* Start Data to use *

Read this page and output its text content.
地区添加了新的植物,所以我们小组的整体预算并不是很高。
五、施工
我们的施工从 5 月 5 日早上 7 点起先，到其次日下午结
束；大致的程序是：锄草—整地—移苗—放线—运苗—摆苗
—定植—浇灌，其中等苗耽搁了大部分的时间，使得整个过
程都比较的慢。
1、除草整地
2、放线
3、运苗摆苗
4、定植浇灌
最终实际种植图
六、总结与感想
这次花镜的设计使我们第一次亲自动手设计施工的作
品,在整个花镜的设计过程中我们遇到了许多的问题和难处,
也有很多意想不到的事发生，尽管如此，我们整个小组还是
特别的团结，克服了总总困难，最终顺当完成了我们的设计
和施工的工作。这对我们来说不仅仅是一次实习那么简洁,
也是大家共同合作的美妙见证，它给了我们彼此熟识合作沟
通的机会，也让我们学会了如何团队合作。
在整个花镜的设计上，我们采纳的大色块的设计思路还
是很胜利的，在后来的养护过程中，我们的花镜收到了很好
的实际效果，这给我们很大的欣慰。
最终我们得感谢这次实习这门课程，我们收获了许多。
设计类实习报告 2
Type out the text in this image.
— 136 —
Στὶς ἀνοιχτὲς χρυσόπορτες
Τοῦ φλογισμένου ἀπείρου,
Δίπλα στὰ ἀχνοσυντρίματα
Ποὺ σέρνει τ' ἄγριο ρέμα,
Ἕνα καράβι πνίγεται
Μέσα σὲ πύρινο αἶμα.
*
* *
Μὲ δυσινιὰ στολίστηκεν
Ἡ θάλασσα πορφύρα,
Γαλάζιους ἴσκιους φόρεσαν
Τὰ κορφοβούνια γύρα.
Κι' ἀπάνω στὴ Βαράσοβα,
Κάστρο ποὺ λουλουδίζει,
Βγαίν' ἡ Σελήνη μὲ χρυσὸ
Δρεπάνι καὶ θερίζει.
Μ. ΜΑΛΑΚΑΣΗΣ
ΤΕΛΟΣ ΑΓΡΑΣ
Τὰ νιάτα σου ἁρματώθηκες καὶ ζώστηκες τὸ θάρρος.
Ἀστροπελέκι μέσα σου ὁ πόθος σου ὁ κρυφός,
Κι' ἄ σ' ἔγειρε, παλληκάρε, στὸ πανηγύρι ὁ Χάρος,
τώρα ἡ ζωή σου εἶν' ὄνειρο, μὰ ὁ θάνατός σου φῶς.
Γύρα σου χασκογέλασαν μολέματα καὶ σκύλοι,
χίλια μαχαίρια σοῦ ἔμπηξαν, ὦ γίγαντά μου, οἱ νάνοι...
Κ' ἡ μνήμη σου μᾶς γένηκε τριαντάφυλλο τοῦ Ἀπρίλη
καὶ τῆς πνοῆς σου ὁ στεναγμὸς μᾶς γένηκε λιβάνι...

* End Data to use *

## [What is needed]
Go back to the listing above and please repeat it exactly.

## [Written reply]
Read this page and output its text content.
地区添加了新的植物,所以我们小组的整体预算并不是很高。
五、施工
我们的施工从 5 月 5 日早上 7 点起先，到其次日下午结
束；大致的程序是：锄草—整地—移苗—放线—运苗—摆苗
—定植—浇灌，其中等苗耽搁了大部分的时间，使得整个过
程都比较的慢。
1、除草整地
2、放线
3、运苗摆苗
4、定植浇灌
最终实际种植图
六、总结与感想
这次花镜的设计使我们第一次亲自动手设计施工的作
品,在整个花镜的设计过程中我们遇到了许多的问题和难处,
也有很多意想不到的事发生，尽管如此，我们整个小组还是
特别的团结，克服了总总困难，最终顺当完成了我们的设计
和施工的工作。这对我们来说不仅仅是一次实习那么简洁,
也是大家共同合作的美妙见证，它给了我们彼此熟识合作沟
通的机会，也让我们学会了如何团队合作。
在整个花镜的设计上，我们采纳的大色块的设计思路还
是很胜利的，在后来的养护过程中，我们的花镜收到了很好
的实际效果，这给我们很大的欣慰。
最终我们得感谢这次实习这门课程，我们收获了许多。
设计类实习报告 2
Type out the text in this image.
— 136 —
Στὶς ἀνοιχτὲς χρυσόπορτες
Τοῦ φλογισμένου ἀπείρου,
Δίπλα στὰ ἀχνοσυντρίματα
Ποὺ σέρνει τ' ἄγριο ρέμα,
Ἕνα καράβι πνίγεται
Μέσα σὲ πύρινο αἶμα.
*
* *
Μὲ δυσινιὰ στολίστηκεν
Ἡ θάλασσα πορφύρα,
Γαλάζιους ἴσκιους φόρεσαν
Τὰ κορφοβούνια γύρα.
Κι' ἀπάνω στὴ Βαράσοβα,
Κάστρο ποὺ λουλουδίζει,
Βγαίν' ἡ Σελήνη μὲ χρυσὸ
Δρεπάνι καὶ θερίζει.
Μ. ΜΑΛΑΚΑΣΗΣ
ΤΕΛΟΣ ΑΓΡΑΣ
Τὰ νιάτα σου ἁρματώθηκες καὶ ζώστηκες τὸ θάρρος.
Ἀστροπελέκι μέσα σου ὁ πόθος σου ὁ κρυφός,
Κι' ἄ σ' ἔγειρε, παλληκάρε, στὸ πανηγύρι ὁ Χάρος,
τώρα ἡ ζωή σου εἶν' ὄνειρο, μὰ ὁ θάνατός σου φῶς.
Γύρα σου χασκογέλασαν μολέματα καὶ σκύλοι,
χίλια μαχαίρια σοῦ ἔμπηξαν, ὦ γίγαντά μου, οἱ νάνοι...
Κ' ἡ μνήμη σου μᾶς γένηκε τριαντάφυλλο τοῦ Ἀπρίλη
καὶ τῆς πνοῆς σου ὁ στεναγμὸς μᾶς γένηκε λιβάνι...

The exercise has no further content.